======== SUPPLIED DATA ========

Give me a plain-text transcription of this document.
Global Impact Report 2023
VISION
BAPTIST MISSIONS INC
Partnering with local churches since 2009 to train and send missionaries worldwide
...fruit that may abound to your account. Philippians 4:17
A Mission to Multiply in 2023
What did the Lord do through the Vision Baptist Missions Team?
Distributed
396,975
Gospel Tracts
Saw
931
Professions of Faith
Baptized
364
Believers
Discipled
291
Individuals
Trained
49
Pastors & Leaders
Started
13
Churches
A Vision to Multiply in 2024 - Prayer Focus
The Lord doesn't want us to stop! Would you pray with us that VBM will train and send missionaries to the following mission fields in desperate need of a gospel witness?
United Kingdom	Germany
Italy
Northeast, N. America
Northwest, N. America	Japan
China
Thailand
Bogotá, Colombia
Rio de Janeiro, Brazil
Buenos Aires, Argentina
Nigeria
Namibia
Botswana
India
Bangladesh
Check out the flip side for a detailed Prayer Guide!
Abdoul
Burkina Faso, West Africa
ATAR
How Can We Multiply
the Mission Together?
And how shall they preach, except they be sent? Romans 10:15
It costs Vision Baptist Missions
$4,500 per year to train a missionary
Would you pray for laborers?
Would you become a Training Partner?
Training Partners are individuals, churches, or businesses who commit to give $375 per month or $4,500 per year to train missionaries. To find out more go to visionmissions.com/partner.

========
======== SUPPLIED DATA ========

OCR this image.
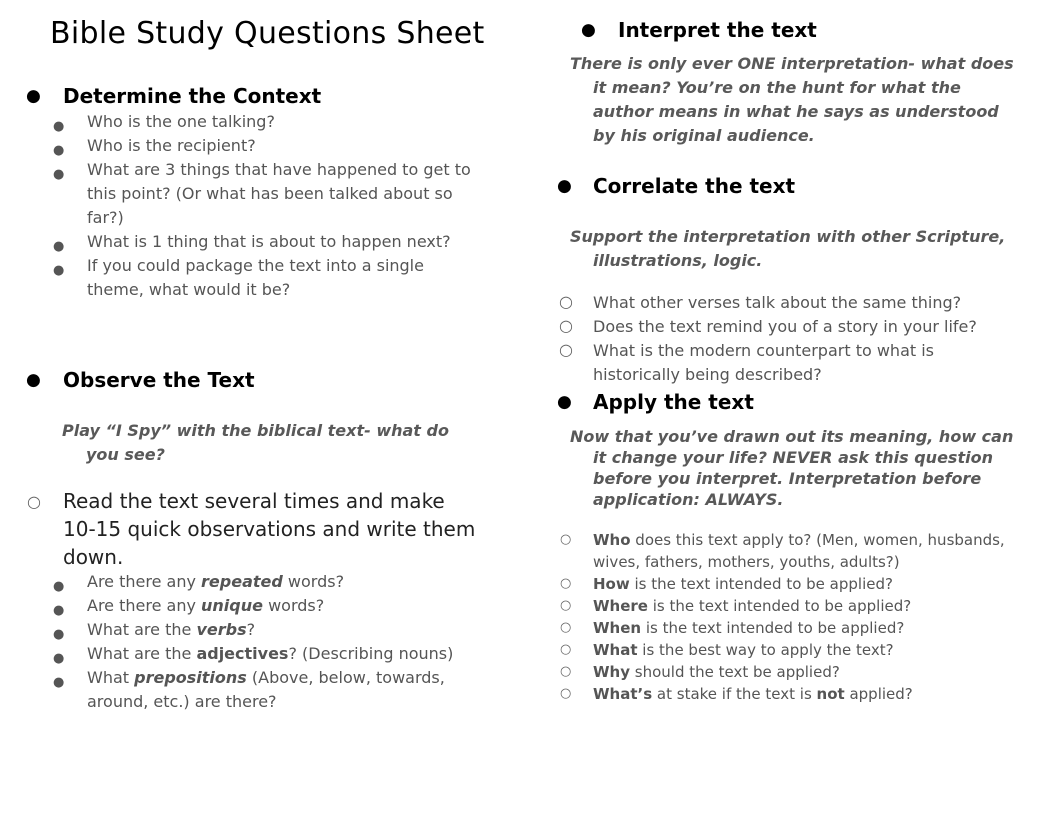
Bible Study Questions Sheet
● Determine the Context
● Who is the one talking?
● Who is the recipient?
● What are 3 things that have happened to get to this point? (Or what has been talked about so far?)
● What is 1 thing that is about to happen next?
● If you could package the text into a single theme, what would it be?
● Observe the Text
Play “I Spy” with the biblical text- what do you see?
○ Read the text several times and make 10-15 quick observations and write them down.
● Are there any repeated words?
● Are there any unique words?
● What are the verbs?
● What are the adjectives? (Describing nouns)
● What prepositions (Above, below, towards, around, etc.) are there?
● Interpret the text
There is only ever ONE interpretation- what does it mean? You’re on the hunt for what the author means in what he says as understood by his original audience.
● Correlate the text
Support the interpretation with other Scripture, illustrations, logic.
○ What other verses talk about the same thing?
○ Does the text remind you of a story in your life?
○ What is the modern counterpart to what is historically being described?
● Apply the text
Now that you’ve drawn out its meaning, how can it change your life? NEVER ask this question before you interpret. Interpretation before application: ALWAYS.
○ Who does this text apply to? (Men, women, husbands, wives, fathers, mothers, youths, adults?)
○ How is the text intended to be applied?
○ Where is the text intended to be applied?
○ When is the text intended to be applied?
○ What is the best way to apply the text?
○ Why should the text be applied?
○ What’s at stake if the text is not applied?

========
======== SUPPLIED DATA ========

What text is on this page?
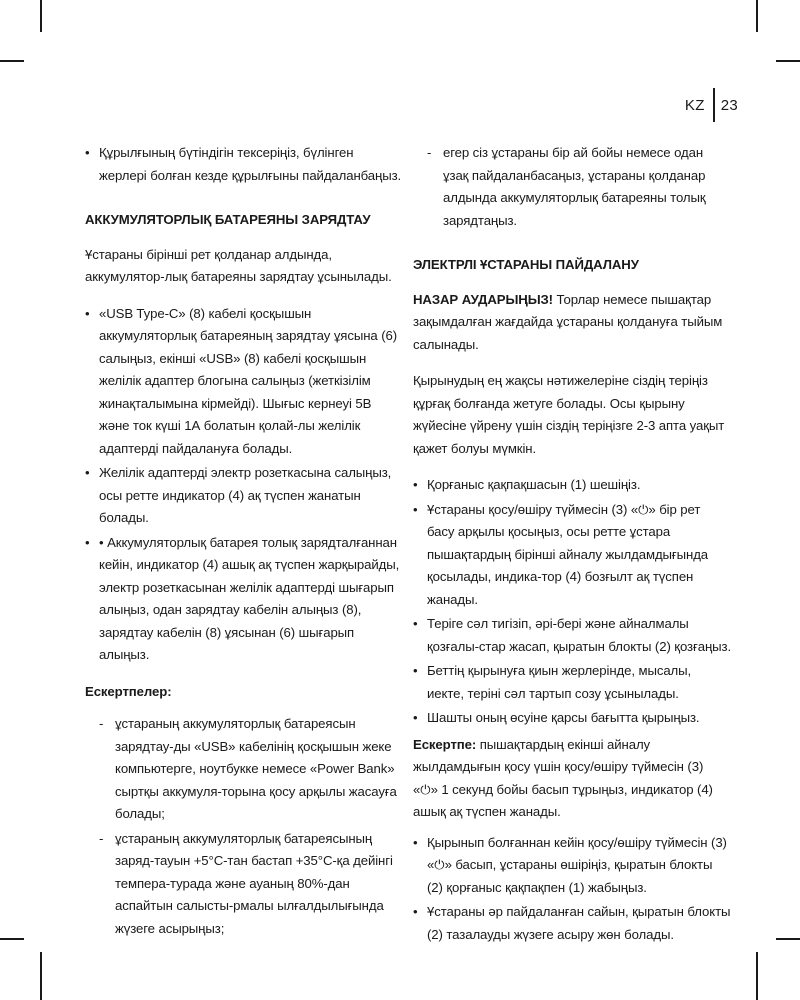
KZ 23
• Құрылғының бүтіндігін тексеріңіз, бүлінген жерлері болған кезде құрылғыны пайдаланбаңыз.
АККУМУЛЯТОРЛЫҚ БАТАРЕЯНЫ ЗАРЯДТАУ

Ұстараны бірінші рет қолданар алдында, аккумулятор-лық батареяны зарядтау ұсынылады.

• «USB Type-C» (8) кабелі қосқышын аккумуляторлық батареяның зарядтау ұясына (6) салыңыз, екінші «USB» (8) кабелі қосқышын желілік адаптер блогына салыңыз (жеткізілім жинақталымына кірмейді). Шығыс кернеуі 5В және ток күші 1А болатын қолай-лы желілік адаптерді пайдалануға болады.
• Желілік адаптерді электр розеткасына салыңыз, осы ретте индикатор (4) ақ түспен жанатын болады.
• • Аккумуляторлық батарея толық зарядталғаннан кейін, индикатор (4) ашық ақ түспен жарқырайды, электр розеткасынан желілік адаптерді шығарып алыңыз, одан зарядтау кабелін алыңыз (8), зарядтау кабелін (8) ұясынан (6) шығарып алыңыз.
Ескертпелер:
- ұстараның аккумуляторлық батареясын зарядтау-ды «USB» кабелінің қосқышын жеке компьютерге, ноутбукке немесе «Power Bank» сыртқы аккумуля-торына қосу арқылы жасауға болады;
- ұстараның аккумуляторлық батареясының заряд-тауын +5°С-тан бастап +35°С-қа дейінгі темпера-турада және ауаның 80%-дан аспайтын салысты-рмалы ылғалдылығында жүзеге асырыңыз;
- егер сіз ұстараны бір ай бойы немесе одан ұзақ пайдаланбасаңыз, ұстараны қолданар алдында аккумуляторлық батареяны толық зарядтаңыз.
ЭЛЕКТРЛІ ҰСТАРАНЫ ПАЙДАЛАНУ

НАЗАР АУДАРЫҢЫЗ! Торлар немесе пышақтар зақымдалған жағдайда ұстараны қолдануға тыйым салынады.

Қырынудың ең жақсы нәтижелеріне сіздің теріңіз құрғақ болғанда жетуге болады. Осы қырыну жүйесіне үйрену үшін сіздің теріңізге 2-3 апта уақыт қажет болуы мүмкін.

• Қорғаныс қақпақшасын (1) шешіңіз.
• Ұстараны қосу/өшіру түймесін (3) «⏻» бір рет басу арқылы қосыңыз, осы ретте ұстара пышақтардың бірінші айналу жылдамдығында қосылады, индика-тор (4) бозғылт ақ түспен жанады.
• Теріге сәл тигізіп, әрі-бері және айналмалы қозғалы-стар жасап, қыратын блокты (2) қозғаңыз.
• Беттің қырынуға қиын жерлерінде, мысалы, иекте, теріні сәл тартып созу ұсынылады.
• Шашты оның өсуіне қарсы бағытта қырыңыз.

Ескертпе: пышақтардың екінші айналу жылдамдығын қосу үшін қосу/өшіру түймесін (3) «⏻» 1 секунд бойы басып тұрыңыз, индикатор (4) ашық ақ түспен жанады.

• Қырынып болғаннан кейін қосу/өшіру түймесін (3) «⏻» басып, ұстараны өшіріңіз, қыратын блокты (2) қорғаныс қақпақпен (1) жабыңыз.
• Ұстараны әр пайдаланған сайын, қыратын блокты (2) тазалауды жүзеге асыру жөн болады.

========

• **WHAT IS NEEDED**:
Collect each line above holding the string "words".

• **EXERCISE SOLUTION**:
● Are there any repeated words?
● Are there any unique words?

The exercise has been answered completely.